> TASK REQUIREMENTS:
Tally the lines in the listing below that include "this". Answer with the count and nothing more.

> PROVIDED ENTRIES:
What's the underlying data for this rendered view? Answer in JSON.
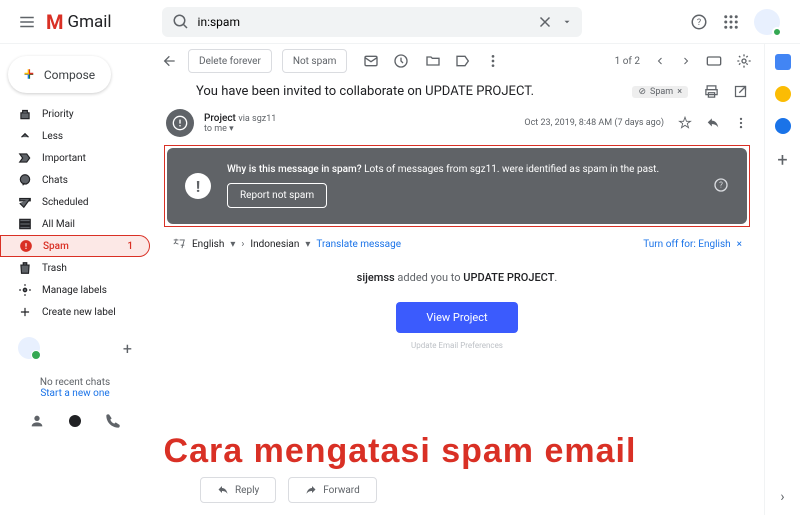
{
  "header": {
    "brand": "Gmail",
    "search_value": "in:spam"
  },
  "compose_label": "Compose",
  "sidebar": {
    "items": [
      {
        "label": "Priority",
        "icon": "priority"
      },
      {
        "label": "Less",
        "icon": "less"
      },
      {
        "label": "Important",
        "icon": "important"
      },
      {
        "label": "Chats",
        "icon": "chats"
      },
      {
        "label": "Scheduled",
        "icon": "scheduled"
      },
      {
        "label": "All Mail",
        "icon": "allmail"
      },
      {
        "label": "Spam",
        "icon": "spam",
        "count": "1",
        "active": true
      },
      {
        "label": "Trash",
        "icon": "trash"
      },
      {
        "label": "Manage labels",
        "icon": "manage"
      },
      {
        "label": "Create new label",
        "icon": "create"
      }
    ],
    "chat_empty": "No recent chats",
    "chat_start": "Start a new one"
  },
  "toolbar": {
    "delete_forever": "Delete forever",
    "not_spam": "Not spam",
    "counter": "1 of 2"
  },
  "subject": "You have been invited to collaborate on  UPDATE PROJECT.",
  "spam_chip": "Spam",
  "sender": {
    "name": "Project",
    "via": "via sgz11",
    "to": "to me",
    "date": "Oct 23, 2019, 8:48 AM (7 days ago)"
  },
  "spam_banner": {
    "question": "Why is this message in spam?",
    "reason": "Lots of messages from sgz11. were identified as spam in the past.",
    "button": "Report not spam"
  },
  "translate": {
    "from": "English",
    "to": "Indonesian",
    "action": "Translate message",
    "turnoff": "Turn off for: English"
  },
  "body": {
    "inviter": "sijemss",
    "added": " added you to  ",
    "project": "UPDATE PROJECT",
    "view_btn": "View Project",
    "pref": "Update Email Preferences"
  },
  "reply": {
    "reply": "Reply",
    "forward": "Forward"
  },
  "overlay": "Cara mengatasi spam email"
}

> COMPLETED TASK:
2